:: Exercise text ::
+ + + + + + +

A career spanning puppy teeth to panther fangs
Peter Emily started his unusual career decades ago looking at x-rays of puppy teeth. He had studied human dentistry in the Air Force, but eventually found himself at the forefront of veterinary tooth care. Zoos, circuses and nature preserves wanted his help, letting him now, at age 82, being able to claim that he’s operated on “everything with a mouth.”
A key to Emily’s prominence in this field was was the extra care and effort he put into his work. Early in his career, he was asked by the Denver zoo to help a hyena with a fractured tooth. At this time in the 1970s, veterinary dentistry only had cleaning or removal as possible prescriptions. Emily went the extra mile, creating his own tools appropriate for this special patient, and then performing a root canal instead of just a basic extraction.
Over the years, he’s expanded his scope, even helping animals without teeth, such as when he dabbled as an avian orthodontist, realigning an owl’s beak. He’s written textbooks, advised on products, and in 2005 started the Peter Emily International Veterinary Dental Foundation. The Foundation helps fund the care of animals around the word, with lots of contact with sanctuaries like the Wild Animal Sanctuary in Colorado.
My kindergartner asked: Does he work on regular house cats? It wasn’t explicitly stated, and while animals as small as black-footed ferrets were fitted with a gold tooth, I’m assuming that a regular vet would probably handle animals so commonly in need of care.

+ + + + + + +

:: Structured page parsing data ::
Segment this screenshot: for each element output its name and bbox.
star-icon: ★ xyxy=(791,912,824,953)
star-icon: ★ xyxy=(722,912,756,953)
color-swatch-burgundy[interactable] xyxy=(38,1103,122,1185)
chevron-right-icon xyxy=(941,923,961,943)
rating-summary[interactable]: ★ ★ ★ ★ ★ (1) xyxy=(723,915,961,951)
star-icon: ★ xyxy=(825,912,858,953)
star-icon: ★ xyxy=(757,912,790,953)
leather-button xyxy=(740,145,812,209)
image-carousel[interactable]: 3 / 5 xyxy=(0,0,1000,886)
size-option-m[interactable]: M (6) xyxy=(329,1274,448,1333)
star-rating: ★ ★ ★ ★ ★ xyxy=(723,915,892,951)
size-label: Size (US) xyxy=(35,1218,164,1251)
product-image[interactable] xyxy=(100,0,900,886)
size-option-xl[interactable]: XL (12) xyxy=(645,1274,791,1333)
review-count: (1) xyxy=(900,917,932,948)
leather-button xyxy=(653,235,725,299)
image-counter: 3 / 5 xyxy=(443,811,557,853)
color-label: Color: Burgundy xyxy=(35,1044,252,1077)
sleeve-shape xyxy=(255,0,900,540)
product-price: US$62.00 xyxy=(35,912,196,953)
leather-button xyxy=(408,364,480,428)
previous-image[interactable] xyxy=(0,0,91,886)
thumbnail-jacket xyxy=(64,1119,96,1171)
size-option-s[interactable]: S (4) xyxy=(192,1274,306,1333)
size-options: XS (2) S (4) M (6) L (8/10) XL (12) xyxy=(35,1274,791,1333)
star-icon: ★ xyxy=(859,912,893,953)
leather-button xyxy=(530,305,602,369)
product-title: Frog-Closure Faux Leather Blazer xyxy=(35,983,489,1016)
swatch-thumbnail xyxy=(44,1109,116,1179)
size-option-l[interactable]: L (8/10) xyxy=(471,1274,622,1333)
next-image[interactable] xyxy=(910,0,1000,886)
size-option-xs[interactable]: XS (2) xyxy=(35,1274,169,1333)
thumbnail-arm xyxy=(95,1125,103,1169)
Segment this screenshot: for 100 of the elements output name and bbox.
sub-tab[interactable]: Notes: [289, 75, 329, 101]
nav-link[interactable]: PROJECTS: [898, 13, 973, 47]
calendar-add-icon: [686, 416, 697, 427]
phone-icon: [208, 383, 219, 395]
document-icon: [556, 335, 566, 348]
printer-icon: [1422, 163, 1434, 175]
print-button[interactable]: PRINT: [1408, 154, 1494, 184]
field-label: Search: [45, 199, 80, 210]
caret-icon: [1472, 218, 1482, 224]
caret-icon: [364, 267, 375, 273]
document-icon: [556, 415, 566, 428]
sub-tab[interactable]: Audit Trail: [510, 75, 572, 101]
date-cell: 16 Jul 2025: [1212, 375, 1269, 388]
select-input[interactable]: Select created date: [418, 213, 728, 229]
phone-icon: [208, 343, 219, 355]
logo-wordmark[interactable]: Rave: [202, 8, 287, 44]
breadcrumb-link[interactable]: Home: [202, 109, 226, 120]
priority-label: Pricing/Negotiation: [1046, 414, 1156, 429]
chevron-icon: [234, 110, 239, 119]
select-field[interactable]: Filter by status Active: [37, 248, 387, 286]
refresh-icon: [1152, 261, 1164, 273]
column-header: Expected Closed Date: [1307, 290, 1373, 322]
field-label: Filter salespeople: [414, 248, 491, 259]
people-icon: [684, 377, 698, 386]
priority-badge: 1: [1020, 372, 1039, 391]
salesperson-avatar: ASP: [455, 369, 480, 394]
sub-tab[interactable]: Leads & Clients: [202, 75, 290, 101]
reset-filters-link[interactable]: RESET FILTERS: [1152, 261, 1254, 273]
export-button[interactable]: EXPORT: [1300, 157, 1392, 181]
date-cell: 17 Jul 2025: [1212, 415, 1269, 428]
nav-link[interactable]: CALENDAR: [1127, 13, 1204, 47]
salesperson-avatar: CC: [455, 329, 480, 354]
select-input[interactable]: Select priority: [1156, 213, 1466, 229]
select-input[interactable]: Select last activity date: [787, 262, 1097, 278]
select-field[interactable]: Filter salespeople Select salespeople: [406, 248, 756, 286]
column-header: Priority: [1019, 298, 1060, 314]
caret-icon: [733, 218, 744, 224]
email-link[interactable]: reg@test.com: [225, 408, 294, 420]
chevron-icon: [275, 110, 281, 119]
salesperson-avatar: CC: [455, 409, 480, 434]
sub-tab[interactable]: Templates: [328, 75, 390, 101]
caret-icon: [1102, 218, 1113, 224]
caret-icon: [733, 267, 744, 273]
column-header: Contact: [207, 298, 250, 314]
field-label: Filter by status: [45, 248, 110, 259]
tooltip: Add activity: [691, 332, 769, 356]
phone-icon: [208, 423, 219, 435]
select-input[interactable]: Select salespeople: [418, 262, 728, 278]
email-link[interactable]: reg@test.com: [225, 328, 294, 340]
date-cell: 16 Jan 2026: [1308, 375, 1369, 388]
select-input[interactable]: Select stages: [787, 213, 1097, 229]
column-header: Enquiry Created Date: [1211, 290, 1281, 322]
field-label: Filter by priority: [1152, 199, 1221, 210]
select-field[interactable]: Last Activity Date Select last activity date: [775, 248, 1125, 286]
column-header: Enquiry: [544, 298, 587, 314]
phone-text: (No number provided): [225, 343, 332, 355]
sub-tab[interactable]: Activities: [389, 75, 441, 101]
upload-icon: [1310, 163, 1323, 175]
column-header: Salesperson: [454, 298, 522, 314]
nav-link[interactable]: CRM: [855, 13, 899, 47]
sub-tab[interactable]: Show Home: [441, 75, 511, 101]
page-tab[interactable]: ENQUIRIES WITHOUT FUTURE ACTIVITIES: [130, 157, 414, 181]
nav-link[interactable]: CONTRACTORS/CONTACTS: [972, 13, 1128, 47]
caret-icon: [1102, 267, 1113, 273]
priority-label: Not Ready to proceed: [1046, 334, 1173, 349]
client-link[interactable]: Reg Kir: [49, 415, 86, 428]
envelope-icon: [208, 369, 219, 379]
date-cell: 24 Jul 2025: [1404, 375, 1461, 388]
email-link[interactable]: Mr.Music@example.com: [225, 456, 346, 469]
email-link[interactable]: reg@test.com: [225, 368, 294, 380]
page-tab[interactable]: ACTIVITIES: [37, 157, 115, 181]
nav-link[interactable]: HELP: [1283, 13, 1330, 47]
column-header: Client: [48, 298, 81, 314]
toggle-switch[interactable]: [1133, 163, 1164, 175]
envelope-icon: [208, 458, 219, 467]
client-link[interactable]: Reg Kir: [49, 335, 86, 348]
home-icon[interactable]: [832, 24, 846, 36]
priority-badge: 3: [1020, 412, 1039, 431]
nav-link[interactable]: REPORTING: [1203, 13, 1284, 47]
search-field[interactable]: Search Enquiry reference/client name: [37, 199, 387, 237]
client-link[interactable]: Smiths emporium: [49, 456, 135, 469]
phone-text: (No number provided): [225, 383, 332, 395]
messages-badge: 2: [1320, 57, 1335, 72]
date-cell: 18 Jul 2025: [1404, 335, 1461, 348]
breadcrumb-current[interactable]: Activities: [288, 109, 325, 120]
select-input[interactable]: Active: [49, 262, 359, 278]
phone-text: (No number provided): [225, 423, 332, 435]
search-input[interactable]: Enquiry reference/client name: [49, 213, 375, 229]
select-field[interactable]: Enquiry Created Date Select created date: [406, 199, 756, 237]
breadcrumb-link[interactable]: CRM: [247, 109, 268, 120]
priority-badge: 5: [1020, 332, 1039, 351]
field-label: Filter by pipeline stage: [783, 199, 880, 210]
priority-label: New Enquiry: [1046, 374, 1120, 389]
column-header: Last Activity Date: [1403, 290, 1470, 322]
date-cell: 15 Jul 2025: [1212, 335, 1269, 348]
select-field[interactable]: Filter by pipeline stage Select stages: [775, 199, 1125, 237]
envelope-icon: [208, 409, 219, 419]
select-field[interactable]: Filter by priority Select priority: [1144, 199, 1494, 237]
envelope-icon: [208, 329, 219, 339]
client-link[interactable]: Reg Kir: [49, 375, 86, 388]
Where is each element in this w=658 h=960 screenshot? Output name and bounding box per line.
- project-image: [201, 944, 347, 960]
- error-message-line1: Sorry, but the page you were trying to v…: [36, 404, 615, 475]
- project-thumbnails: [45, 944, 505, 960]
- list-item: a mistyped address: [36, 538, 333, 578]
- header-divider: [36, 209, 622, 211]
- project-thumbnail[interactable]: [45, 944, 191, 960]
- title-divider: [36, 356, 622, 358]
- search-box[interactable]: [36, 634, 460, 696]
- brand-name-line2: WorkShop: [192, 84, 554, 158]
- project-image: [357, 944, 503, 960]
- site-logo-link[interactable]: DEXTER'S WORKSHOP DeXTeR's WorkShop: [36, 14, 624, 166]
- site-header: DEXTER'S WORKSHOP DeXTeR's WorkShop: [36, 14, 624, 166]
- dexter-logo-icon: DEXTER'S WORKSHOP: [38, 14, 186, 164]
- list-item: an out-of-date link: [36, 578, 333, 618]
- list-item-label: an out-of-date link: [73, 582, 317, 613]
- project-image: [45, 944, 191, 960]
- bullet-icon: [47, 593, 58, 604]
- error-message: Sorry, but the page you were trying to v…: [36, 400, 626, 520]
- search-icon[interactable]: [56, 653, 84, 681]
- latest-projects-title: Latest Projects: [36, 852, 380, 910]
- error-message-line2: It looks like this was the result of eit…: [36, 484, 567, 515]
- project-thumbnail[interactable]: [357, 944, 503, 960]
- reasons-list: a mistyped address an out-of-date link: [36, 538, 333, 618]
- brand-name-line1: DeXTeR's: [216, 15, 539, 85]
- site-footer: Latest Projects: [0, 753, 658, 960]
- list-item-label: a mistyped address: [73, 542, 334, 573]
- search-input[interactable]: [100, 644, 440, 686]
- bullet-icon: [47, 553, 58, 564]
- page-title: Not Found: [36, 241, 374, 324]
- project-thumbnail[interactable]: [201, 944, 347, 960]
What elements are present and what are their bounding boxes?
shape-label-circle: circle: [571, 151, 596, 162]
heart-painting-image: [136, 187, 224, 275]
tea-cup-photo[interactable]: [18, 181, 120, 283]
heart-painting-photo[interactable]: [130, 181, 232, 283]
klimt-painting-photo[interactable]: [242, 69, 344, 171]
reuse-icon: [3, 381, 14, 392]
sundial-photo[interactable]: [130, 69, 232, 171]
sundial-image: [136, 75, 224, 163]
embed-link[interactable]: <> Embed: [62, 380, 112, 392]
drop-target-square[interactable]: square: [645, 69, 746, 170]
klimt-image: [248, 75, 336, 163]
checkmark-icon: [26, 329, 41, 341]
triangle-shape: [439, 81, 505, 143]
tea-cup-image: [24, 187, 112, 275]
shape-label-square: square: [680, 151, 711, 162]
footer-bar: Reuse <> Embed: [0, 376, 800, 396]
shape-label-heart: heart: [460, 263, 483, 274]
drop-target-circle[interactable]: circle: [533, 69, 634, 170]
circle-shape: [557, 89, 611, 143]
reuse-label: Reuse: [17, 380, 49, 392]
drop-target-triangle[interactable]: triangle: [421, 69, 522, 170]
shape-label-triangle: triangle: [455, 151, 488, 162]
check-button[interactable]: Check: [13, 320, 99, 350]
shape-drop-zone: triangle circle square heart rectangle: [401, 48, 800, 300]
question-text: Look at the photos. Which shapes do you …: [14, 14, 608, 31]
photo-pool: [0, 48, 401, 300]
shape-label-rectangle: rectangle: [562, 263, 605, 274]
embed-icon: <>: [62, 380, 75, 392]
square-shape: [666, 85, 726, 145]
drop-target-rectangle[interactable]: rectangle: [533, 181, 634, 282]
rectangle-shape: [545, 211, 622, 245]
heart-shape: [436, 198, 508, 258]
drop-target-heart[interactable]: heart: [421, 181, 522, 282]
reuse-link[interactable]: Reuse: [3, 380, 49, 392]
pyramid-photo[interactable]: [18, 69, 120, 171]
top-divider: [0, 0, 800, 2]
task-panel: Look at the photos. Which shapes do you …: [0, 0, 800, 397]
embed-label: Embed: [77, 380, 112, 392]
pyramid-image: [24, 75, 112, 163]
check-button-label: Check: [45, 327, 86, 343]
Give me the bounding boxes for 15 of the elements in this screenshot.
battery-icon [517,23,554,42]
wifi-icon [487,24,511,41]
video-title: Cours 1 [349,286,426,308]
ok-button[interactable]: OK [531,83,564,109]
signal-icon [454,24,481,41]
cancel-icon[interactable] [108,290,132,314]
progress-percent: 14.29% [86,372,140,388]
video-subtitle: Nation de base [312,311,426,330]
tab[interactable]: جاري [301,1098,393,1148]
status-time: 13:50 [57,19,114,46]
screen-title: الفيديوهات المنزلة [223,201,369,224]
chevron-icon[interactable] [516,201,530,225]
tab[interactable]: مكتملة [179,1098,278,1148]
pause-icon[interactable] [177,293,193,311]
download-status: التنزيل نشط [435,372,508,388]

+ + + + + + +

:: Work order 1 ::
In the Peter Emily text, what procedure did Emily perform on the hyena instead of a basic extraction?
:: Work order 2 ::
From the Peter Emily text, copy out the stretch from "Over the years, he’s" through "need of care.".

:: Your solution 1 ::
A root canal.

:: Your solution 2 ::
Over the years, he’s expanded his scope, even helping animals without teeth, such as when he dabbled as an avian orthodontist, realigning an owl’s beak. He’s written textbooks, advised on products, and in 2005 started the Peter Emily International Veterinary Dental Foundation. The Foundation helps fund the care of animals around the word, with lots of contact with sanctuaries like the Wild Animal Sanctuary in Colorado.
My kindergartner asked: Does he work on regular house cats? It wasn’t explicitly stated, and while animals as small as black-footed ferrets were fitted with a gold tooth, I’m assuming that a regular vet would probably handle animals so commonly in need of care.